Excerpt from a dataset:

******

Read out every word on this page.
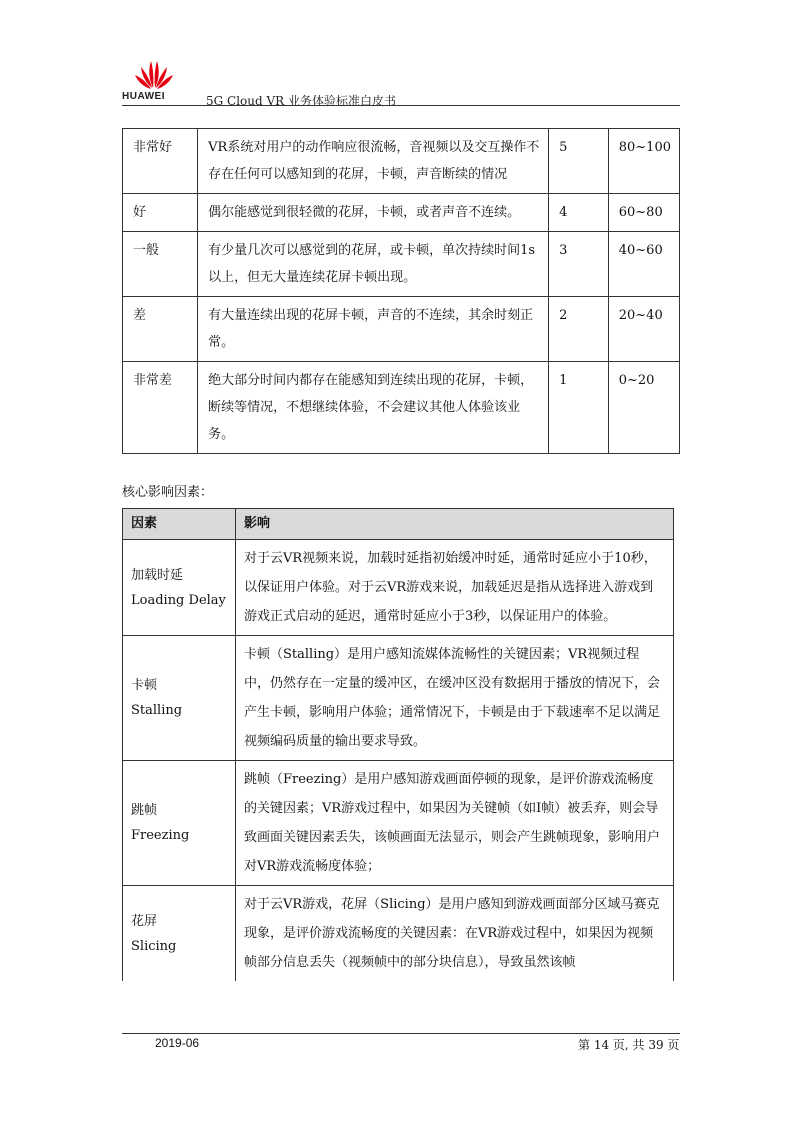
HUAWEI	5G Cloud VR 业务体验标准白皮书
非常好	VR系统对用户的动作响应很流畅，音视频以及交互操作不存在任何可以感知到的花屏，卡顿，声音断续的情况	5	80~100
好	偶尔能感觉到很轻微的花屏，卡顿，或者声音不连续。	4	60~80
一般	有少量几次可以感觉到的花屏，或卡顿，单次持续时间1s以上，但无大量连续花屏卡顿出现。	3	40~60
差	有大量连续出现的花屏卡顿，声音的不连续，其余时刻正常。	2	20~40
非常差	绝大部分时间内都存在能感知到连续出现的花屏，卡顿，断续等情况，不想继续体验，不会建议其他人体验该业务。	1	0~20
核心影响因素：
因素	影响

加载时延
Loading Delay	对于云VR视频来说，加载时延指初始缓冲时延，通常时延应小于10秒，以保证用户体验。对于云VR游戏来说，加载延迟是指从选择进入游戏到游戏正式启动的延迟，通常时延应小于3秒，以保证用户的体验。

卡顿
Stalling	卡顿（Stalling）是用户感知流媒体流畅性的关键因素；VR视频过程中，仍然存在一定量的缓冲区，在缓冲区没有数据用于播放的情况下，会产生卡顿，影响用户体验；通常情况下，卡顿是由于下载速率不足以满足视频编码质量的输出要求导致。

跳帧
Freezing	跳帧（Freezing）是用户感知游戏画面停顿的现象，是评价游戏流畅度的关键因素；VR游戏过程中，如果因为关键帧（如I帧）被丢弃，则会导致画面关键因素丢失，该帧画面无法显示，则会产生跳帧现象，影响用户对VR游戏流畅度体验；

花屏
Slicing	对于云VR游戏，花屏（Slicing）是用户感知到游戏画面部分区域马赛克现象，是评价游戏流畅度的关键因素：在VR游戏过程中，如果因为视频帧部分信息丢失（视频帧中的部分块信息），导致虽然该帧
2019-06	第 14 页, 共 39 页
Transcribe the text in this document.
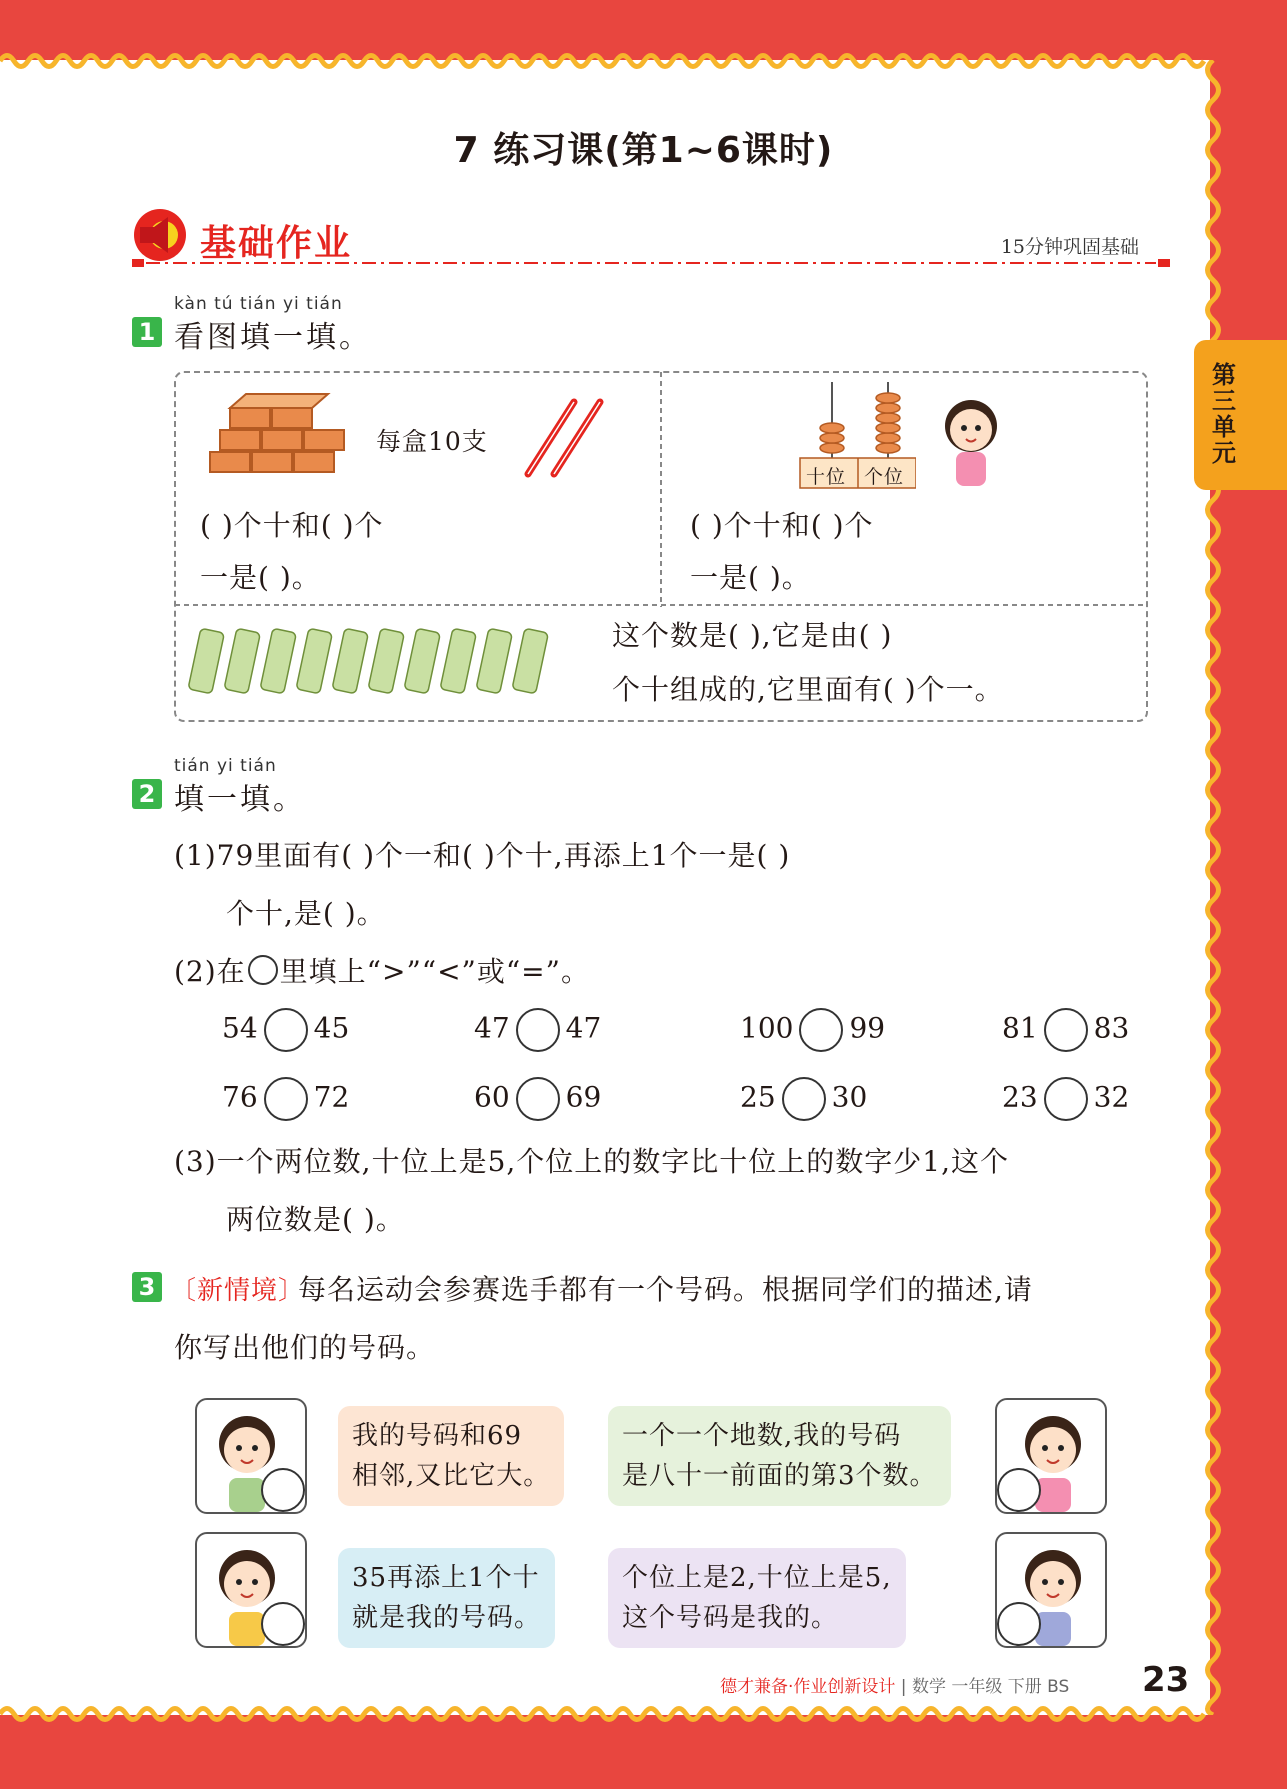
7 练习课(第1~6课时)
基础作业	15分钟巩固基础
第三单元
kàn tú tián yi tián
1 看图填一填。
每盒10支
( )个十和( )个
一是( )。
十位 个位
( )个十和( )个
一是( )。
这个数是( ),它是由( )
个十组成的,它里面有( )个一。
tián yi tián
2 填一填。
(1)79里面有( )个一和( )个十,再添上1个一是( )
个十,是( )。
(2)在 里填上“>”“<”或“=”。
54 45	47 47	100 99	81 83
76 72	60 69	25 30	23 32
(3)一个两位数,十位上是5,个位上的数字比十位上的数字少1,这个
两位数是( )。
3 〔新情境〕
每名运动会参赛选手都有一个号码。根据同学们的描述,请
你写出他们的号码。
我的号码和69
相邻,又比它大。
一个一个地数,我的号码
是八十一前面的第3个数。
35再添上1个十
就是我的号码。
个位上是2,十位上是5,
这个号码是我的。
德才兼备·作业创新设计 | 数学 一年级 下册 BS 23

******

WHAT THE TASK ASKS → Copy out all the entries exactly. Images stay out of the copy.

WORKED ANSWER →
Read out every word on this page.
HUAWEI	5G Cloud VR 业务体验标准白皮书
非常好	VR系统对用户的动作响应很流畅，音视频以及交互操作不存在任何可以感知到的花屏，卡顿，声音断续的情况	5	80~100
好	偶尔能感觉到很轻微的花屏，卡顿，或者声音不连续。	4	60~80
一般	有少量几次可以感觉到的花屏，或卡顿，单次持续时间1s以上，但无大量连续花屏卡顿出现。	3	40~60
差	有大量连续出现的花屏卡顿，声音的不连续，其余时刻正常。	2	20~40
非常差	绝大部分时间内都存在能感知到连续出现的花屏，卡顿，断续等情况，不想继续体验，不会建议其他人体验该业务。	1	0~20
核心影响因素：
因素	影响

加载时延
Loading Delay	对于云VR视频来说，加载时延指初始缓冲时延，通常时延应小于10秒，以保证用户体验。对于云VR游戏来说，加载延迟是指从选择进入游戏到游戏正式启动的延迟，通常时延应小于3秒，以保证用户的体验。

卡顿
Stalling	卡顿（Stalling）是用户感知流媒体流畅性的关键因素；VR视频过程中，仍然存在一定量的缓冲区，在缓冲区没有数据用于播放的情况下，会产生卡顿，影响用户体验；通常情况下，卡顿是由于下载速率不足以满足视频编码质量的输出要求导致。

跳帧
Freezing	跳帧（Freezing）是用户感知游戏画面停顿的现象，是评价游戏流畅度的关键因素；VR游戏过程中，如果因为关键帧（如I帧）被丢弃，则会导致画面关键因素丢失，该帧画面无法显示，则会产生跳帧现象，影响用户对VR游戏流畅度体验；

花屏
Slicing	对于云VR游戏，花屏（Slicing）是用户感知到游戏画面部分区域马赛克现象，是评价游戏流畅度的关键因素：在VR游戏过程中，如果因为视频帧部分信息丢失（视频帧中的部分块信息），导致虽然该帧
2019-06	第 14 页, 共 39 页
Transcribe the text in this document.
7 练习课(第1~6课时)
基础作业	15分钟巩固基础
第三单元
kàn tú tián yi tián
1 看图填一填。
每盒10支
( )个十和( )个
一是( )。
十位 个位
( )个十和( )个
一是( )。
这个数是( ),它是由( )
个十组成的,它里面有( )个一。
tián yi tián
2 填一填。
(1)79里面有( )个一和( )个十,再添上1个一是( )
个十,是( )。
(2)在 里填上“>”“<”或“=”。
54 45	47 47	100 99	81 83
76 72	60 69	25 30	23 32
(3)一个两位数,十位上是5,个位上的数字比十位上的数字少1,这个
两位数是( )。
3 〔新情境〕
每名运动会参赛选手都有一个号码。根据同学们的描述,请
你写出他们的号码。
我的号码和69
相邻,又比它大。
一个一个地数,我的号码
是八十一前面的第3个数。
35再添上1个十
就是我的号码。
个位上是2,十位上是5,
这个号码是我的。
德才兼备·作业创新设计 | 数学 一年级 下册 BS 23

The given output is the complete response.